___ SUPPLIED MATERIAL

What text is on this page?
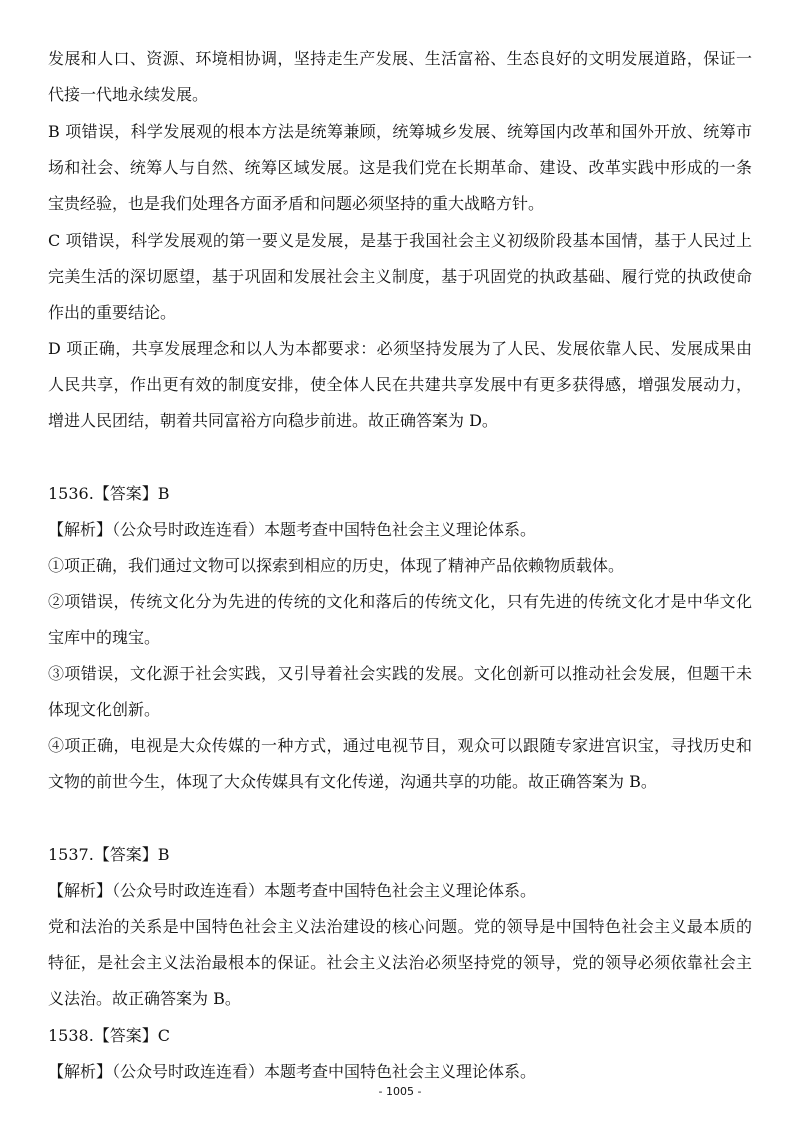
发展和人口、资源、环境相协调，坚持走生产发展、生活富裕、生态良好的文明发展道路，保证一
代接一代地永续发展。
B 项错误，科学发展观的根本方法是统筹兼顾，统筹城乡发展、统筹国内改革和国外开放、统筹市
场和社会、统筹人与自然、统筹区域发展。这是我们党在长期革命、建设、改革实践中形成的一条
宝贵经验，也是我们处理各方面矛盾和问题必须坚持的重大战略方针。
C 项错误，科学发展观的第一要义是发展，是基于我国社会主义初级阶段基本国情，基于人民过上
完美生活的深切愿望，基于巩固和发展社会主义制度，基于巩固党的执政基础、履行党的执政使命
作出的重要结论。
D 项正确，共享发展理念和以人为本都要求：必须坚持发展为了人民、发展依靠人民、发展成果由
人民共享，作出更有效的制度安排，使全体人民在共建共享发展中有更多获得感，增强发展动力，
增进人民团结，朝着共同富裕方向稳步前进。故正确答案为 D。
1536.【答案】B
【解析】（公众号时政连连看）本题考查中国特色社会主义理论体系。
①项正确，我们通过文物可以探索到相应的历史，体现了精神产品依赖物质载体。
②项错误，传统文化分为先进的传统的文化和落后的传统文化，只有先进的传统文化才是中华文化
宝库中的瑰宝。
③项错误，文化源于社会实践，又引导着社会实践的发展。文化创新可以推动社会发展，但题干未
体现文化创新。
④项正确，电视是大众传媒的一种方式，通过电视节目，观众可以跟随专家进宫识宝，寻找历史和
文物的前世今生，体现了大众传媒具有文化传递，沟通共享的功能。故正确答案为 B。
1537.【答案】B
【解析】（公众号时政连连看）本题考查中国特色社会主义理论体系。
党和法治的关系是中国特色社会主义法治建设的核心问题。党的领导是中国特色社会主义最本质的
特征，是社会主义法治最根本的保证。社会主义法治必须坚持党的领导，党的领导必须依靠社会主
义法治。故正确答案为 B。
1538.【答案】C
【解析】（公众号时政连连看）本题考查中国特色社会主义理论体系。
- 1005 -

______

All records must be output exactly as they are, except for the pictures, which are left out.

_RESPONSE TO THE EXERCISE:_
What text is on this page?
发展和人口、资源、环境相协调，坚持走生产发展、生活富裕、生态良好的文明发展道路，保证一
代接一代地永续发展。
B 项错误，科学发展观的根本方法是统筹兼顾，统筹城乡发展、统筹国内改革和国外开放、统筹市
场和社会、统筹人与自然、统筹区域发展。这是我们党在长期革命、建设、改革实践中形成的一条
宝贵经验，也是我们处理各方面矛盾和问题必须坚持的重大战略方针。
C 项错误，科学发展观的第一要义是发展，是基于我国社会主义初级阶段基本国情，基于人民过上
完美生活的深切愿望，基于巩固和发展社会主义制度，基于巩固党的执政基础、履行党的执政使命
作出的重要结论。
D 项正确，共享发展理念和以人为本都要求：必须坚持发展为了人民、发展依靠人民、发展成果由
人民共享，作出更有效的制度安排，使全体人民在共建共享发展中有更多获得感，增强发展动力，
增进人民团结，朝着共同富裕方向稳步前进。故正确答案为 D。
1536.【答案】B
【解析】（公众号时政连连看）本题考查中国特色社会主义理论体系。
①项正确，我们通过文物可以探索到相应的历史，体现了精神产品依赖物质载体。
②项错误，传统文化分为先进的传统的文化和落后的传统文化，只有先进的传统文化才是中华文化
宝库中的瑰宝。
③项错误，文化源于社会实践，又引导着社会实践的发展。文化创新可以推动社会发展，但题干未
体现文化创新。
④项正确，电视是大众传媒的一种方式，通过电视节目，观众可以跟随专家进宫识宝，寻找历史和
文物的前世今生，体现了大众传媒具有文化传递，沟通共享的功能。故正确答案为 B。
1537.【答案】B
【解析】（公众号时政连连看）本题考查中国特色社会主义理论体系。
党和法治的关系是中国特色社会主义法治建设的核心问题。党的领导是中国特色社会主义最本质的
特征，是社会主义法治最根本的保证。社会主义法治必须坚持党的领导，党的领导必须依靠社会主
义法治。故正确答案为 B。
1538.【答案】C
【解析】（公众号时政连连看）本题考查中国特色社会主义理论体系。
- 1005 -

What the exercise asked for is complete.